■ SUPPLIED ENTRIES:
##########
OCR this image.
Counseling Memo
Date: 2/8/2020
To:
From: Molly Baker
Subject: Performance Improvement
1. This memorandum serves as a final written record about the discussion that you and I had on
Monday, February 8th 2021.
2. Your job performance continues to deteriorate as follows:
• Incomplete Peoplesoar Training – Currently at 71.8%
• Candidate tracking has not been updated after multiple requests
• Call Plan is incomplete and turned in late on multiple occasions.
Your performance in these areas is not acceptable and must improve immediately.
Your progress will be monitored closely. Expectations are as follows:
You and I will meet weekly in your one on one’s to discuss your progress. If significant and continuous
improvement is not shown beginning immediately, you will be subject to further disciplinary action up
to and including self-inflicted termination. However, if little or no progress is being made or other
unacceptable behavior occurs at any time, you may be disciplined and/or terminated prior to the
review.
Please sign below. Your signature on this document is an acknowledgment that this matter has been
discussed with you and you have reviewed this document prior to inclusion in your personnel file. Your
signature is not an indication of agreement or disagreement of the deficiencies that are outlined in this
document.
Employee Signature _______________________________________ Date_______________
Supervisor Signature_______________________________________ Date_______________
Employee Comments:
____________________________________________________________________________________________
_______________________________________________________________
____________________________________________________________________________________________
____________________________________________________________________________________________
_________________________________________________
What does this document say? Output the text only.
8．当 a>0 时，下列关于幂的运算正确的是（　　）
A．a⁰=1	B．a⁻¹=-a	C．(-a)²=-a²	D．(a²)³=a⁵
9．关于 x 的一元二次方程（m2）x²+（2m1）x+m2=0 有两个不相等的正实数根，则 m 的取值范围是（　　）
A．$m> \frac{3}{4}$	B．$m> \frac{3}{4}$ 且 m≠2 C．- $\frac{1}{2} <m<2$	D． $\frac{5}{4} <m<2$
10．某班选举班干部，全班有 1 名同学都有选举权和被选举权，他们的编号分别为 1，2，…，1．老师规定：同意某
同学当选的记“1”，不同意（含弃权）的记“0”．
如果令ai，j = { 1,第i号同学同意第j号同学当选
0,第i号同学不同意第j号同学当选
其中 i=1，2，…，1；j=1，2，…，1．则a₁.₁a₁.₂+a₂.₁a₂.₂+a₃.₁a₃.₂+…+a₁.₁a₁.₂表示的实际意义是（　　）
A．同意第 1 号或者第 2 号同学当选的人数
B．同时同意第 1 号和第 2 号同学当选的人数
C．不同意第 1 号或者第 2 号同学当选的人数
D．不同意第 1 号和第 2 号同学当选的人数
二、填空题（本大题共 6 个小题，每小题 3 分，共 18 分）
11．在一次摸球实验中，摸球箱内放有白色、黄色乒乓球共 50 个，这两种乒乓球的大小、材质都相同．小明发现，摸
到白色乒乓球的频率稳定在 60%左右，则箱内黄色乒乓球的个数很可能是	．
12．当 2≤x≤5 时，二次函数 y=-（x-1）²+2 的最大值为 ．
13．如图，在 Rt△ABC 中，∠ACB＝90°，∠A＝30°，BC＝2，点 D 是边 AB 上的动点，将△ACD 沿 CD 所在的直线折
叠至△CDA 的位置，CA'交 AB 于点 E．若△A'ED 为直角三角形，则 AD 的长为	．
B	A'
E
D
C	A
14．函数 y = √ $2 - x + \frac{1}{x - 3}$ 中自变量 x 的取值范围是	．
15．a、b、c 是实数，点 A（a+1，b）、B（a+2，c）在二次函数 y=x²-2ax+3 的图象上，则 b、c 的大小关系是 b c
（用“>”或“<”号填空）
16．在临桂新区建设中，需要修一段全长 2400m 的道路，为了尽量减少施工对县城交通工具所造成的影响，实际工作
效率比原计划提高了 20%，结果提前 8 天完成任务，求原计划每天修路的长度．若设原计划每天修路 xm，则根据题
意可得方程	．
##########
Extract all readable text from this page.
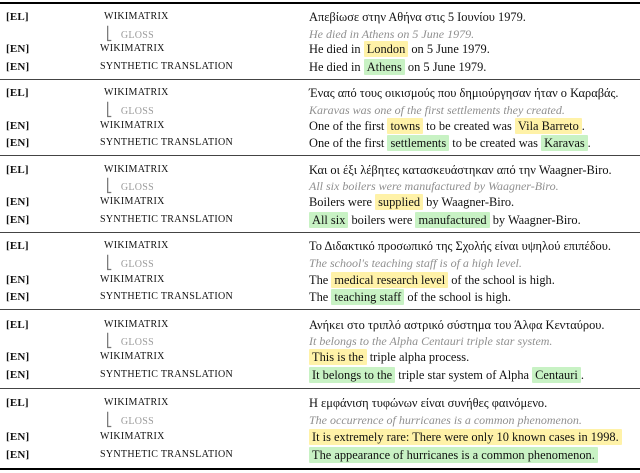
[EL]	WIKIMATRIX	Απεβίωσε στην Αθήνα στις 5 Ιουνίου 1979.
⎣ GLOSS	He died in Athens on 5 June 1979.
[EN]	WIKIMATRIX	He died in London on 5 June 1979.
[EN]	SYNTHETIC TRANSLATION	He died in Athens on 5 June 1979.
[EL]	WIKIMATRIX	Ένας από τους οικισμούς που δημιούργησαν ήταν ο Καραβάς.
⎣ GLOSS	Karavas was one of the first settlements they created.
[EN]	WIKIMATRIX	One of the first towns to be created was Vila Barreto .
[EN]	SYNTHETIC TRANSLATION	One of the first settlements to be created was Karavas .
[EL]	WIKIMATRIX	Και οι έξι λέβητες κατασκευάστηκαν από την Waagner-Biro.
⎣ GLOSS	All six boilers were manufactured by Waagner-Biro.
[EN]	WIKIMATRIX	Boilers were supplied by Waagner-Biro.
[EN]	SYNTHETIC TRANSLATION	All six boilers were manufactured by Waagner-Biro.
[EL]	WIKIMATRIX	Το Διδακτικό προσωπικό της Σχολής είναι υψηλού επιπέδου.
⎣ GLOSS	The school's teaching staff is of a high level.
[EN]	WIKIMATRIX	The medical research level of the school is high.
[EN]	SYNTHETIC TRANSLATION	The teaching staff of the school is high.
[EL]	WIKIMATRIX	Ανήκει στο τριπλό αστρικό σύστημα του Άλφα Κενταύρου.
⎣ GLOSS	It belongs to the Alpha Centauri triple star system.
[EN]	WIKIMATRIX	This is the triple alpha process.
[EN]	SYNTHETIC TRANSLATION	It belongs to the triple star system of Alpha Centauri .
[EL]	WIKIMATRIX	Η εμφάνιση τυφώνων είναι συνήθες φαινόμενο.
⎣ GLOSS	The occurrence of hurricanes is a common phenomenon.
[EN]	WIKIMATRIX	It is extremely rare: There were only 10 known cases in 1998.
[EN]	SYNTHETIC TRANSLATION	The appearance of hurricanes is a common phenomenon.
##########
■ EXERCISE: Pull out all lines from the entries above in which the word "WIKIMATRIX" appears.

■ OUTPUT:
[EL]	WIKIMATRIX	Απεβίωσε στην Αθήνα στις 5 Ιουνίου 1979.
[EN]	WIKIMATRIX	He died in London on 5 June 1979.
[EL]	WIKIMATRIX	Ένας από τους οικισμούς που δημιούργησαν ήταν ο Καραβάς.
[EN]	WIKIMATRIX	One of the first towns to be created was Vila Barreto .
[EL]	WIKIMATRIX	Και οι έξι λέβητες κατασκευάστηκαν από την Waagner-Biro.
[EN]	WIKIMATRIX	Boilers were supplied by Waagner-Biro.
[EL]	WIKIMATRIX	Το Διδακτικό προσωπικό της Σχολής είναι υψηλού επιπέδου.
[EN]	WIKIMATRIX	The medical research level of the school is high.
[EL]	WIKIMATRIX	Ανήκει στο τριπλό αστρικό σύστημα του Άλφα Κενταύρου.
[EN]	WIKIMATRIX	This is the triple alpha process.
[EL]	WIKIMATRIX	Η εμφάνιση τυφώνων είναι συνήθες φαινόμενο.
[EN]	WIKIMATRIX	It is extremely rare: There were only 10 known cases in 1998.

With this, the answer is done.